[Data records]
** START **

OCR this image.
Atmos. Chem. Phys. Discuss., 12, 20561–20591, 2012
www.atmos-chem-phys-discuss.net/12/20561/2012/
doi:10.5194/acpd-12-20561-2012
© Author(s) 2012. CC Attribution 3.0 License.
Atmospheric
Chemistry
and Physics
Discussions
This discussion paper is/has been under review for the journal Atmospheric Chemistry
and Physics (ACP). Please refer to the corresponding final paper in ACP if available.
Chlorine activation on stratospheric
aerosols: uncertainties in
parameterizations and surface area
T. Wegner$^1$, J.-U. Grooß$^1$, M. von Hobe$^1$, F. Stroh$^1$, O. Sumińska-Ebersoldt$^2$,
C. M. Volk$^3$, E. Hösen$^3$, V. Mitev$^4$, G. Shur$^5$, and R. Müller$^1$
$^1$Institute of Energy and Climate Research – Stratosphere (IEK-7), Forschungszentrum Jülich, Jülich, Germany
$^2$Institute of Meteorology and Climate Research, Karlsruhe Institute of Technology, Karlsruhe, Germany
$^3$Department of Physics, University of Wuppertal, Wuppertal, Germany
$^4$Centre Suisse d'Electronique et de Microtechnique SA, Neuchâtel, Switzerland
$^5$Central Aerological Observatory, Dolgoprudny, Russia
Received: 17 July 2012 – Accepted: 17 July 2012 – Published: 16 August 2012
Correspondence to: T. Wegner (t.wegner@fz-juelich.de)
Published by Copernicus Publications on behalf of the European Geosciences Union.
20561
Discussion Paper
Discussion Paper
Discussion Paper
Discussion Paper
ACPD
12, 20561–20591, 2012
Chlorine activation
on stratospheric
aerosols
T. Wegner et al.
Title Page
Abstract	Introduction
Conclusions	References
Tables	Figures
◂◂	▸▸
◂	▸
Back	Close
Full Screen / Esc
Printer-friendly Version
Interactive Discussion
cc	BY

** END **

[Task description] Extract all of the data shown above and repeat it verbatim.

[Solution]
OCR this image.
Atmos. Chem. Phys. Discuss., 12, 20561–20591, 2012
www.atmos-chem-phys-discuss.net/12/20561/2012/
doi:10.5194/acpd-12-20561-2012
© Author(s) 2012. CC Attribution 3.0 License.
Atmospheric
Chemistry
and Physics
Discussions
This discussion paper is/has been under review for the journal Atmospheric Chemistry
and Physics (ACP). Please refer to the corresponding final paper in ACP if available.
Chlorine activation on stratospheric
aerosols: uncertainties in
parameterizations and surface area
T. Wegner$^1$, J.-U. Grooß$^1$, M. von Hobe$^1$, F. Stroh$^1$, O. Sumińska-Ebersoldt$^2$,
C. M. Volk$^3$, E. Hösen$^3$, V. Mitev$^4$, G. Shur$^5$, and R. Müller$^1$
$^1$Institute of Energy and Climate Research – Stratosphere (IEK-7), Forschungszentrum Jülich, Jülich, Germany
$^2$Institute of Meteorology and Climate Research, Karlsruhe Institute of Technology, Karlsruhe, Germany
$^3$Department of Physics, University of Wuppertal, Wuppertal, Germany
$^4$Centre Suisse d'Electronique et de Microtechnique SA, Neuchâtel, Switzerland
$^5$Central Aerological Observatory, Dolgoprudny, Russia
Received: 17 July 2012 – Accepted: 17 July 2012 – Published: 16 August 2012
Correspondence to: T. Wegner (t.wegner@fz-juelich.de)
Published by Copernicus Publications on behalf of the European Geosciences Union.
20561
Discussion Paper
Discussion Paper
Discussion Paper
Discussion Paper
ACPD
12, 20561–20591, 2012
Chlorine activation
on stratospheric
aerosols
T. Wegner et al.
Title Page
Abstract	Introduction
Conclusions	References
Tables	Figures
◂◂	▸▸
◂	▸
Back	Close
Full Screen / Esc
Printer-friendly Version
Interactive Discussion
cc	BY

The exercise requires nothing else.